Objective: All of the data below must be repeated exactly.

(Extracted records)
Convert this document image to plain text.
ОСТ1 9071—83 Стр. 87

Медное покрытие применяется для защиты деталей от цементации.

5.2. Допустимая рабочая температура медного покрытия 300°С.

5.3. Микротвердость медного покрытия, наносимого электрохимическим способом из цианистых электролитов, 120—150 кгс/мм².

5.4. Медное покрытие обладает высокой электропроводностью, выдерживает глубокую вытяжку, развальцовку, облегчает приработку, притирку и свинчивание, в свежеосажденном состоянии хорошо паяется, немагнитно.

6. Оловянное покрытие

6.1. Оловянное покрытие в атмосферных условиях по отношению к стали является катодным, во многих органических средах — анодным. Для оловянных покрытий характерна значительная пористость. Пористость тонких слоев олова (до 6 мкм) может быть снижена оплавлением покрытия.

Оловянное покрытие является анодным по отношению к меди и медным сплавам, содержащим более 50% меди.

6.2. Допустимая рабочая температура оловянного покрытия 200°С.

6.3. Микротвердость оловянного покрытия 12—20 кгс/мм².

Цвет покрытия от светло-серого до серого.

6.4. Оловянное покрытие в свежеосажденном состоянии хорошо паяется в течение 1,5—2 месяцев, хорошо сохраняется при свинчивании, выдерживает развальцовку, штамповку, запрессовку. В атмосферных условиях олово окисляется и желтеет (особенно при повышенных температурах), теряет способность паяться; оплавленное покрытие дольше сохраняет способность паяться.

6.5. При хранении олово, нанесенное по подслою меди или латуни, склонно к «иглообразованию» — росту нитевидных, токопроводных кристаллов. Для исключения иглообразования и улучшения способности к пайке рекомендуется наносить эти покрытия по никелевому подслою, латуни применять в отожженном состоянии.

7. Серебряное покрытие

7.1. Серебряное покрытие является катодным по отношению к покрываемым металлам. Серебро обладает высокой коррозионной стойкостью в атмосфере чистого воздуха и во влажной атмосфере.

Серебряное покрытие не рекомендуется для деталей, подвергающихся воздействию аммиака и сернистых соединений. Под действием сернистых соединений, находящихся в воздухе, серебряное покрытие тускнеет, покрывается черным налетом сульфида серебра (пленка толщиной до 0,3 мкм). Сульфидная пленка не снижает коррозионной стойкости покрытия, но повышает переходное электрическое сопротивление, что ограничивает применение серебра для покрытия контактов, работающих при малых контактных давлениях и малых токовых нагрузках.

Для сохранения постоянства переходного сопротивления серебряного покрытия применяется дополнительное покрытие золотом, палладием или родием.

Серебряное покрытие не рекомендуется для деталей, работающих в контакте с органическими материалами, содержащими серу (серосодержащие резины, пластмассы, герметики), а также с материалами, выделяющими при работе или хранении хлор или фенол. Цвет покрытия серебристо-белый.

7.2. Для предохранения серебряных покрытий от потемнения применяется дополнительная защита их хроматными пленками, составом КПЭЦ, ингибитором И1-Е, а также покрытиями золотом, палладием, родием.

The reply:
Convert this document image to plain text.
ОСТ1 9071—83 Стр. 87

Медное покрытие применяется для защиты деталей от цементации.

5.2. Допустимая рабочая температура медного покрытия 300°С.

5.3. Микротвердость медного покрытия, наносимого электрохимическим способом из цианистых электролитов, 120—150 кгс/мм².

5.4. Медное покрытие обладает высокой электропроводностью, выдерживает глубокую вытяжку, развальцовку, облегчает приработку, притирку и свинчивание, в свежеосажденном состоянии хорошо паяется, немагнитно.

6. Оловянное покрытие

6.1. Оловянное покрытие в атмосферных условиях по отношению к стали является катодным, во многих органических средах — анодным. Для оловянных покрытий характерна значительная пористость. Пористость тонких слоев олова (до 6 мкм) может быть снижена оплавлением покрытия.

Оловянное покрытие является анодным по отношению к меди и медным сплавам, содержащим более 50% меди.

6.2. Допустимая рабочая температура оловянного покрытия 200°С.

6.3. Микротвердость оловянного покрытия 12—20 кгс/мм².

Цвет покрытия от светло-серого до серого.

6.4. Оловянное покрытие в свежеосажденном состоянии хорошо паяется в течение 1,5—2 месяцев, хорошо сохраняется при свинчивании, выдерживает развальцовку, штамповку, запрессовку. В атмосферных условиях олово окисляется и желтеет (особенно при повышенных температурах), теряет способность паяться; оплавленное покрытие дольше сохраняет способность паяться.

6.5. При хранении олово, нанесенное по подслою меди или латуни, склонно к «иглообразованию» — росту нитевидных, токопроводных кристаллов. Для исключения иглообразования и улучшения способности к пайке рекомендуется наносить эти покрытия по никелевому подслою, латуни применять в отожженном состоянии.

7. Серебряное покрытие

7.1. Серебряное покрытие является катодным по отношению к покрываемым металлам. Серебро обладает высокой коррозионной стойкостью в атмосфере чистого воздуха и во влажной атмосфере.

Серебряное покрытие не рекомендуется для деталей, подвергающихся воздействию аммиака и сернистых соединений. Под действием сернистых соединений, находящихся в воздухе, серебряное покрытие тускнеет, покрывается черным налетом сульфида серебра (пленка толщиной до 0,3 мкм). Сульфидная пленка не снижает коррозионной стойкости покрытия, но повышает переходное электрическое сопротивление, что ограничивает применение серебра для покрытия контактов, работающих при малых контактных давлениях и малых токовых нагрузках.

Для сохранения постоянства переходного сопротивления серебряного покрытия применяется дополнительное покрытие золотом, палладием или родием.

Серебряное покрытие не рекомендуется для деталей, работающих в контакте с органическими материалами, содержащими серу (серосодержащие резины, пластмассы, герметики), а также с материалами, выделяющими при работе или хранении хлор или фенол. Цвет покрытия серебристо-белый.

7.2. Для предохранения серебряных покрытий от потемнения применяется дополнительная защита их хроматными пленками, составом КПЭЦ, ингибитором И1-Е, а также покрытиями золотом, палладием, родием.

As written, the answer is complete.